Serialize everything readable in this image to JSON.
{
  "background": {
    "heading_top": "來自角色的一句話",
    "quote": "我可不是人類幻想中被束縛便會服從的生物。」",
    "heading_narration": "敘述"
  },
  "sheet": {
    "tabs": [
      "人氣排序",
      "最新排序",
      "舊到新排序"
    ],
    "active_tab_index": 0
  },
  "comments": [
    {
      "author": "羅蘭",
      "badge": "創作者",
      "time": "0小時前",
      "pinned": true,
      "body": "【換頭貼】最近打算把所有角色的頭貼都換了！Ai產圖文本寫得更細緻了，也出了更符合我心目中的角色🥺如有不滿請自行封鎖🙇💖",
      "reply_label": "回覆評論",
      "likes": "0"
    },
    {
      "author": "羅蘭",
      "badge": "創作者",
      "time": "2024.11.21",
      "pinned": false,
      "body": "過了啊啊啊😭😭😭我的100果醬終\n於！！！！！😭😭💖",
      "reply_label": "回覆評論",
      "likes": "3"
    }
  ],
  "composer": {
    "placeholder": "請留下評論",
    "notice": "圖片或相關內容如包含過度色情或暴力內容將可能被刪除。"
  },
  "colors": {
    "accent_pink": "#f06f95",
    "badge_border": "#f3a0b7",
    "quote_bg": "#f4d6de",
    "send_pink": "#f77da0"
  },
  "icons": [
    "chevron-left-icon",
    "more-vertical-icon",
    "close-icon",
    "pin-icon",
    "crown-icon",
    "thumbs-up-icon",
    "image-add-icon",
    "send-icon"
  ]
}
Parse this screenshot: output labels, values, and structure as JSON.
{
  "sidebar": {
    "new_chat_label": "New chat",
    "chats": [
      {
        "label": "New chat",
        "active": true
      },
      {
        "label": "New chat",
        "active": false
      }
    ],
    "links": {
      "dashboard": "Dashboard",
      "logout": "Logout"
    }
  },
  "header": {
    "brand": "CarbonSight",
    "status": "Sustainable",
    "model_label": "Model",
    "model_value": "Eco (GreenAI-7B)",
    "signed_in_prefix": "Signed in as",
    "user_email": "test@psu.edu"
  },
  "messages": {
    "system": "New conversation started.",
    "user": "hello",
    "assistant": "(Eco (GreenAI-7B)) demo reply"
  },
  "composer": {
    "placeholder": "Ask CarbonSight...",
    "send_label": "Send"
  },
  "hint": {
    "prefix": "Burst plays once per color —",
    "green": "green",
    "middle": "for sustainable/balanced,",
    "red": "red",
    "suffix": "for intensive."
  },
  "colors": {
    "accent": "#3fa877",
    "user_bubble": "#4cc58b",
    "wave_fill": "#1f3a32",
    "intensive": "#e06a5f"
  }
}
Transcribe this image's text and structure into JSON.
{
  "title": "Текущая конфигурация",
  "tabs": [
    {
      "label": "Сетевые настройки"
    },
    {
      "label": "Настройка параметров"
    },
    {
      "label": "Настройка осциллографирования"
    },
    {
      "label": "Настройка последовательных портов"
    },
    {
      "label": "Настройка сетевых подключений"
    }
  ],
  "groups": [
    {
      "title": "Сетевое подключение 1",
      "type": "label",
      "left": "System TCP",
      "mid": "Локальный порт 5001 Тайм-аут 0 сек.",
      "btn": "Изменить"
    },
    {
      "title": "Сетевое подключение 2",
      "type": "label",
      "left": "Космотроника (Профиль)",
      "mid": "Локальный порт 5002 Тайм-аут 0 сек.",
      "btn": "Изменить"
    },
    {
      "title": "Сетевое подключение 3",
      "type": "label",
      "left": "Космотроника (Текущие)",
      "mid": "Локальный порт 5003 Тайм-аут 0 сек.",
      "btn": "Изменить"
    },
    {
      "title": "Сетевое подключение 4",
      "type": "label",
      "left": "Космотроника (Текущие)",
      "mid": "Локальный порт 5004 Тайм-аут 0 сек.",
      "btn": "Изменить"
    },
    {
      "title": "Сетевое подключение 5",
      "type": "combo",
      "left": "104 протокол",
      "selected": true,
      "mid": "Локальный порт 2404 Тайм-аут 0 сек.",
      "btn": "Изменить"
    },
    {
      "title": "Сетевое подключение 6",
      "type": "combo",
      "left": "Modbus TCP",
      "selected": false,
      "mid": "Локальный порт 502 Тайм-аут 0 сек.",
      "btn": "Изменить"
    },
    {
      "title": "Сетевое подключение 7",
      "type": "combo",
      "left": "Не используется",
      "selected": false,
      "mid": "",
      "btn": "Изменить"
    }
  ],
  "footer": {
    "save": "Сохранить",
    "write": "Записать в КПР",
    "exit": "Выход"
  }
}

================================

■ **YOUR TASK**:
Which lines contain "intensive"? Copy each of them out.

■ **PROBLEM SOLUTION**:
    "suffix": "for intensive."
    "intensive": "#e06a5f"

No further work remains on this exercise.